__Problem requirements__
Report, word for word, every line of the material that contains "categories".

__Data records__
::::::

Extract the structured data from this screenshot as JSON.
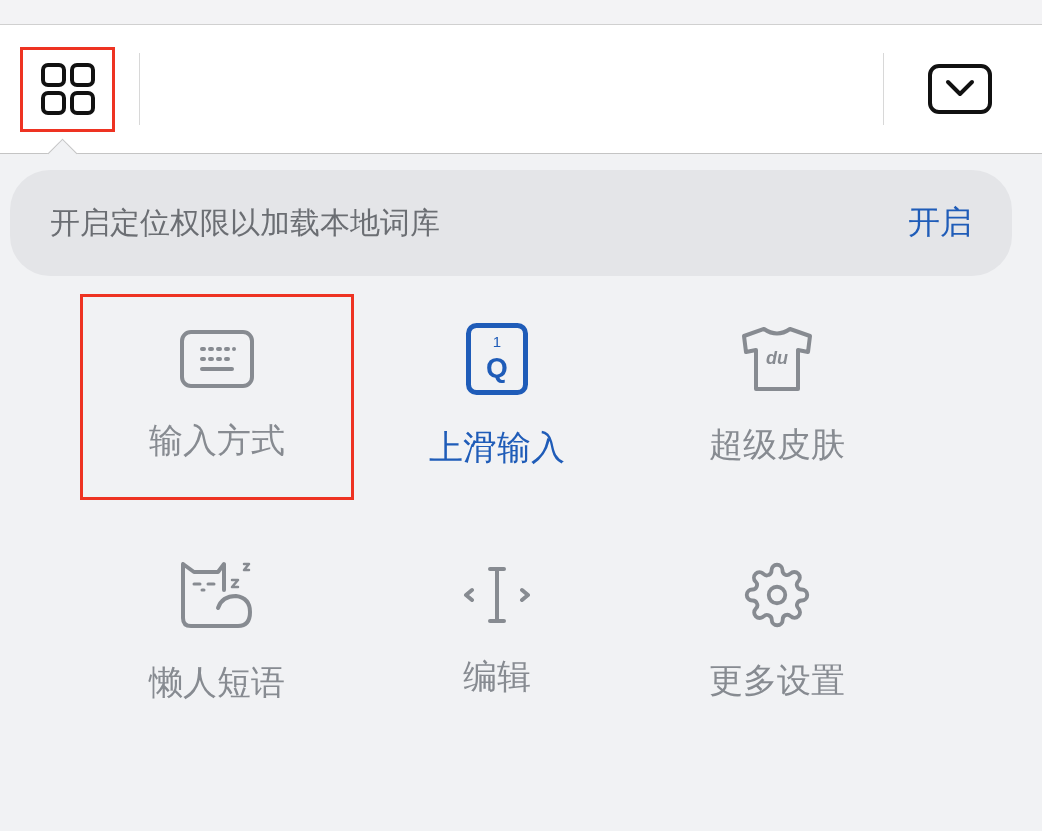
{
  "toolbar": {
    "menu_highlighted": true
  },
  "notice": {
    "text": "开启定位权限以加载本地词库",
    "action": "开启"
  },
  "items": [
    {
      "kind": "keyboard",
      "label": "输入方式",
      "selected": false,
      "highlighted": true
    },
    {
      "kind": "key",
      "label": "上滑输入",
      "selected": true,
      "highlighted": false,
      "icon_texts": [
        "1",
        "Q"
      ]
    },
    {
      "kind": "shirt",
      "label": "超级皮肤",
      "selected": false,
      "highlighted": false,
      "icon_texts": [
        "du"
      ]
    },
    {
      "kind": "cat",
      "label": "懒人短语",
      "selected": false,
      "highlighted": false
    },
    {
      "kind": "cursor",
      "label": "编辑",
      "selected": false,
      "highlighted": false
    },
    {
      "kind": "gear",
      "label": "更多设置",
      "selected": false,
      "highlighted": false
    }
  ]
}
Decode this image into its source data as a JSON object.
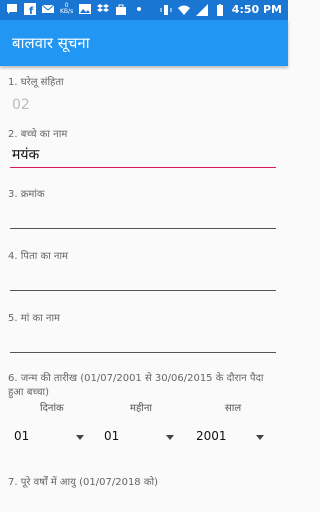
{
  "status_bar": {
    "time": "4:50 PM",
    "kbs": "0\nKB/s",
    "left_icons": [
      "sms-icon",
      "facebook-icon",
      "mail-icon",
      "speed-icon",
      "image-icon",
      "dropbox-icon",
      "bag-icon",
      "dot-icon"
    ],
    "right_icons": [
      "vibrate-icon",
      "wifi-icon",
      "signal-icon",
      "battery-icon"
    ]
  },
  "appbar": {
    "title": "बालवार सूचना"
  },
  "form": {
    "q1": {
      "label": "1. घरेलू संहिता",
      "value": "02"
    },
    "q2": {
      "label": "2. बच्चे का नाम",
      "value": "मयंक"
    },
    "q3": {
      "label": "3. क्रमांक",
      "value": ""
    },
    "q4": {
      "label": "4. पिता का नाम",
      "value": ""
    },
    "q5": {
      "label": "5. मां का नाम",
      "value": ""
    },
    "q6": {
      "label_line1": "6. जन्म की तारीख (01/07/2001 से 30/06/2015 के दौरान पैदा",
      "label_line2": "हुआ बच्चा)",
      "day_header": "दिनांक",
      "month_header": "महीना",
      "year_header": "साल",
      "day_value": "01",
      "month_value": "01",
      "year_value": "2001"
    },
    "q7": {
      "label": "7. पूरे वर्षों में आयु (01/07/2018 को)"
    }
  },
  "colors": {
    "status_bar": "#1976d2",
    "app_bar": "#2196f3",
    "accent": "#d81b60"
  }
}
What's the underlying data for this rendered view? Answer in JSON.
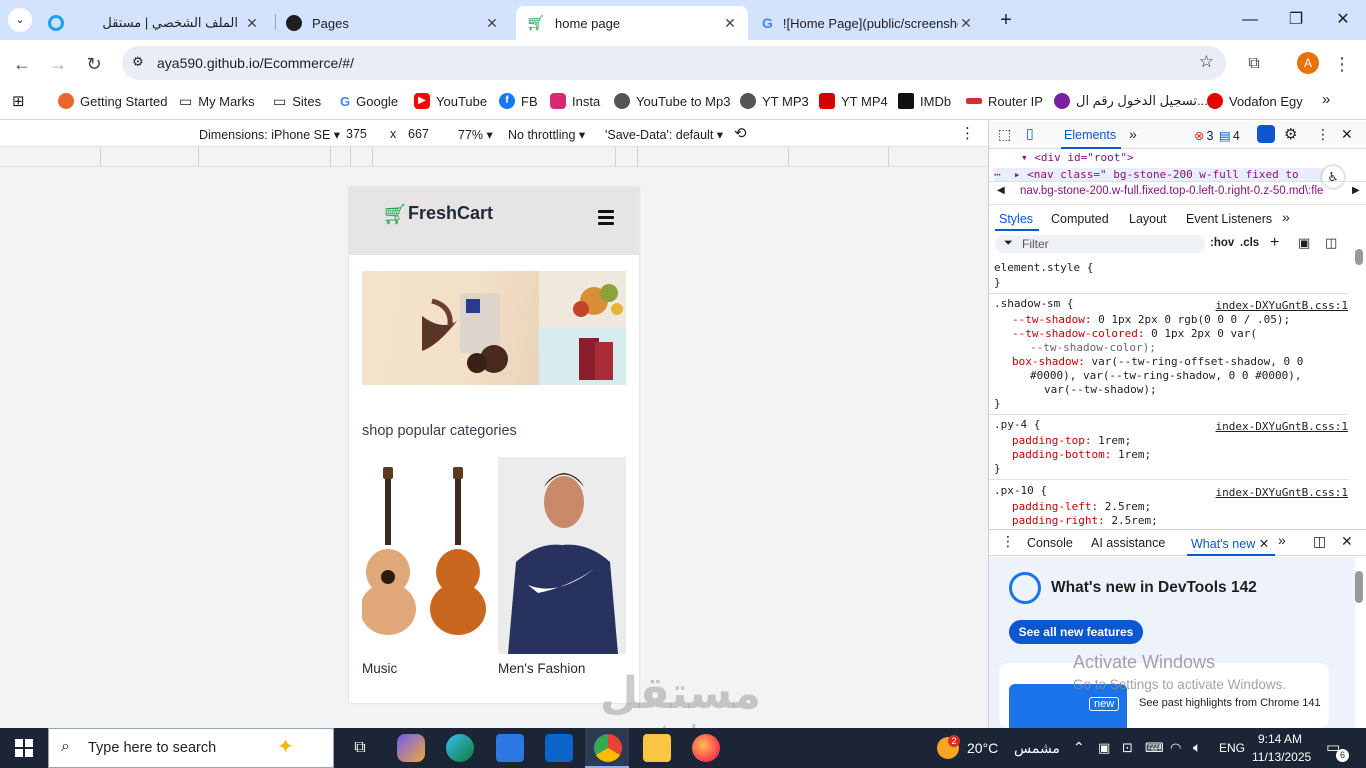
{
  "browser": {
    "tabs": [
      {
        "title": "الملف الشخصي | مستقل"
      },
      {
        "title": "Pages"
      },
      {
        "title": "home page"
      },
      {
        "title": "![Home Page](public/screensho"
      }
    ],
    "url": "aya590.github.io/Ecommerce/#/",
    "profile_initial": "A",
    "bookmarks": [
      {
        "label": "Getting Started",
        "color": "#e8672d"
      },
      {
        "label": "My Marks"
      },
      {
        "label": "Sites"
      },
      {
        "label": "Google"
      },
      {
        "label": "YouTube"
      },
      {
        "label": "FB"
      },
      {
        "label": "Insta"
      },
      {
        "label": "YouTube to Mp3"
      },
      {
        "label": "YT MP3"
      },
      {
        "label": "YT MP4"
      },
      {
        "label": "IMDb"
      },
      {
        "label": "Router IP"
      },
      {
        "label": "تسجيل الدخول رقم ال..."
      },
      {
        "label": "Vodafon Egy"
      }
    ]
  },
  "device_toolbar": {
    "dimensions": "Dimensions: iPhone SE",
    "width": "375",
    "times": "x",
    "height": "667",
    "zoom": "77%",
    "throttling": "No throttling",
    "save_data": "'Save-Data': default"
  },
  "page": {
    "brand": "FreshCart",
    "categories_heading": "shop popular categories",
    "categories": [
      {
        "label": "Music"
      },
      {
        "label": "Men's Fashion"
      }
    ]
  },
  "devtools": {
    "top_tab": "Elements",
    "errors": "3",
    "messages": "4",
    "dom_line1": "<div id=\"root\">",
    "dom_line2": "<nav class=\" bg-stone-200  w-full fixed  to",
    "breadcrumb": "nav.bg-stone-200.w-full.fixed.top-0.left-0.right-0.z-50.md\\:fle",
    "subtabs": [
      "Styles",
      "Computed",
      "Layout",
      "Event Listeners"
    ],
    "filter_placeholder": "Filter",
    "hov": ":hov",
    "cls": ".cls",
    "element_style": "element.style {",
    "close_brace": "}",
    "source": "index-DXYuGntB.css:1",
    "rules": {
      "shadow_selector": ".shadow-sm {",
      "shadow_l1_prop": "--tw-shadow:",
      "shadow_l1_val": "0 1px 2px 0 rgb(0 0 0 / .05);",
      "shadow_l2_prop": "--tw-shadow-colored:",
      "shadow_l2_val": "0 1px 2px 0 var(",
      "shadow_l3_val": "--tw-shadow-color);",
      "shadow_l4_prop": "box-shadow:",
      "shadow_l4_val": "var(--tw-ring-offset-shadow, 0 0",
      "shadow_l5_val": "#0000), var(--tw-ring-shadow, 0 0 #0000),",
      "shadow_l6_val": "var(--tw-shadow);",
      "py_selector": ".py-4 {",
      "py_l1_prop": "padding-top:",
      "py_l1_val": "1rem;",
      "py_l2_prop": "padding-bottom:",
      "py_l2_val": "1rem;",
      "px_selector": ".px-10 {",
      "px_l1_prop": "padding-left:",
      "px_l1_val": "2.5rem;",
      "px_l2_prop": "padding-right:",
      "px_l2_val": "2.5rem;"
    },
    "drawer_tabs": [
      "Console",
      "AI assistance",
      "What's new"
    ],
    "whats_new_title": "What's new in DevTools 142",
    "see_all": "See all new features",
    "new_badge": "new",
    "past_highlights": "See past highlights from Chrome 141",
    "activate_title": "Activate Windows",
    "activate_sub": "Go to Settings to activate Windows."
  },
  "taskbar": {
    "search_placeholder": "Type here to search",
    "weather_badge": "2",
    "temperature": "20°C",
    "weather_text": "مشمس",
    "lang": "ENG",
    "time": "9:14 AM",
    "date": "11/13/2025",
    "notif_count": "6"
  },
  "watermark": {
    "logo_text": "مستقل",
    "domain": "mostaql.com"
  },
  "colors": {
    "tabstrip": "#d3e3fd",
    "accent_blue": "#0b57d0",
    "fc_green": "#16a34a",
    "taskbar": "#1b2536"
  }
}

::::::

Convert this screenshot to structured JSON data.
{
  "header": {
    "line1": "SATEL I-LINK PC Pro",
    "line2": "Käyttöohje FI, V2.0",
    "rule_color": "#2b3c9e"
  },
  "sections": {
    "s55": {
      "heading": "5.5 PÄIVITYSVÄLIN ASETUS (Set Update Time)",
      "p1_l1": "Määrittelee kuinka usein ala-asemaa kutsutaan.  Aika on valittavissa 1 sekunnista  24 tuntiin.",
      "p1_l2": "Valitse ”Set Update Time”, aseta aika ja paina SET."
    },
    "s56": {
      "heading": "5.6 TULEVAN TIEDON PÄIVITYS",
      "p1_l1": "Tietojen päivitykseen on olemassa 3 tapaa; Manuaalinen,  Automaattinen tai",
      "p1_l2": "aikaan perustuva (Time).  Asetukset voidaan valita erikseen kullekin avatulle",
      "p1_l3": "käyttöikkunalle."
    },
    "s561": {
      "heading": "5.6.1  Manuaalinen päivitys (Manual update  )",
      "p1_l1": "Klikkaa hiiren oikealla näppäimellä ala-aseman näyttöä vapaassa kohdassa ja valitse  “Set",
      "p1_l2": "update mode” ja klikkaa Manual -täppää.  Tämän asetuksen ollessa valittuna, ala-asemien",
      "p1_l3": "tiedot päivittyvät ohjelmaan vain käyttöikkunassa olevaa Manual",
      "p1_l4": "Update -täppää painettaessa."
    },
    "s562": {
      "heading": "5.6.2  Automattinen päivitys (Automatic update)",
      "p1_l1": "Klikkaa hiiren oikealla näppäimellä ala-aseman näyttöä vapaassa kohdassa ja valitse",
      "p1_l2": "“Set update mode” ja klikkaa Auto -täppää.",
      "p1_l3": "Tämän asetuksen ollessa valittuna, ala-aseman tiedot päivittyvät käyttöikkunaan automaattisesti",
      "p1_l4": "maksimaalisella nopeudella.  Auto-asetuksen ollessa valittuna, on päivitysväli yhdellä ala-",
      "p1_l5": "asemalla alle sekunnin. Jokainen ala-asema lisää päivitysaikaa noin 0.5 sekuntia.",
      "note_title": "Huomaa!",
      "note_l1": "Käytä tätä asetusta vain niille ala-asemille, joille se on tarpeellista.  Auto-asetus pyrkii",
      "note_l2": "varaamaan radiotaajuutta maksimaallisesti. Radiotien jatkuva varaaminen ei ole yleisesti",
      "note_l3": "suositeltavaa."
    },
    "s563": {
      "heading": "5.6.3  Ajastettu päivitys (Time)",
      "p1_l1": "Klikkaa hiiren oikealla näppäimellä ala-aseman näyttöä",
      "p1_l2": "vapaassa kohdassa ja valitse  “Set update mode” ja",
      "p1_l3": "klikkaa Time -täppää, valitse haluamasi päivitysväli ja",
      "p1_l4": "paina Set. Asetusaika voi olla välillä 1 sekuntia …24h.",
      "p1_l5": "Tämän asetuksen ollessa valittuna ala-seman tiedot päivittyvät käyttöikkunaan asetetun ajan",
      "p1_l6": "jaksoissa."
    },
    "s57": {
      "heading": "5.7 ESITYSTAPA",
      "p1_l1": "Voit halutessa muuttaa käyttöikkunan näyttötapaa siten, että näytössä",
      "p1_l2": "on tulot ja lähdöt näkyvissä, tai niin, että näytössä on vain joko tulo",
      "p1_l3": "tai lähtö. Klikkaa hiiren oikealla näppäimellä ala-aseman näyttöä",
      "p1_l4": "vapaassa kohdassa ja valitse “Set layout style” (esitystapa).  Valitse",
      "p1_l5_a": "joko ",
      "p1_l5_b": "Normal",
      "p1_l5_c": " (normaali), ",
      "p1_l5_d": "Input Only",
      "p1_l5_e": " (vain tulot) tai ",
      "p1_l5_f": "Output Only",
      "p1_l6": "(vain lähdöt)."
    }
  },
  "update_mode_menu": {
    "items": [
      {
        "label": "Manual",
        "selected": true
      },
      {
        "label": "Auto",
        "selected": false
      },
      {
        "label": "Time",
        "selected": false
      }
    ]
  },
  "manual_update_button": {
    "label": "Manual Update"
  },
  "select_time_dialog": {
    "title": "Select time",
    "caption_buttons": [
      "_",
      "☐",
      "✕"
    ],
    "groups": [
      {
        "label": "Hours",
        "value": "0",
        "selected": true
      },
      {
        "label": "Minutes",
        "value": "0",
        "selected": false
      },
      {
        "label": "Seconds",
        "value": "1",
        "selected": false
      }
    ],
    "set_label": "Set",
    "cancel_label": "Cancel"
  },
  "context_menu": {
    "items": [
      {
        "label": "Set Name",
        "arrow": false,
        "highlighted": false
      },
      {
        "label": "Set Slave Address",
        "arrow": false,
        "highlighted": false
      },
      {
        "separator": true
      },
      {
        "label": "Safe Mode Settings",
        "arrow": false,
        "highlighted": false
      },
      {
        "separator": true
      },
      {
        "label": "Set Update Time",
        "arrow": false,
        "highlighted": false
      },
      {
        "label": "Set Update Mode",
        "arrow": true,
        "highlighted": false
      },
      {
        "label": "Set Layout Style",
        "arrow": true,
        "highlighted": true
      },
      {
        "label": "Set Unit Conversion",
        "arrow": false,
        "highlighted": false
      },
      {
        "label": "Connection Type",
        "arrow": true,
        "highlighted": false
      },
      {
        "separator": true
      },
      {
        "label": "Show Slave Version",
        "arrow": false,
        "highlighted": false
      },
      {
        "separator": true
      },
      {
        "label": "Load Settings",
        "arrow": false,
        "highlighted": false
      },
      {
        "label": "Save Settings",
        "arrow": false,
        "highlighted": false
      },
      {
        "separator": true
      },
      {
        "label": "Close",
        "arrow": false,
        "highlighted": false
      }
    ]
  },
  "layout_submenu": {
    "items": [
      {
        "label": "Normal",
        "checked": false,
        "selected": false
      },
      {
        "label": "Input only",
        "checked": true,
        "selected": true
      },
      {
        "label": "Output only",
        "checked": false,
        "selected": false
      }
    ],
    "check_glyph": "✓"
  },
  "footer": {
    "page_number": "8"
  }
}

::::::

__Task response__
    "categories_heading": "shop popular categories",
    "categories": [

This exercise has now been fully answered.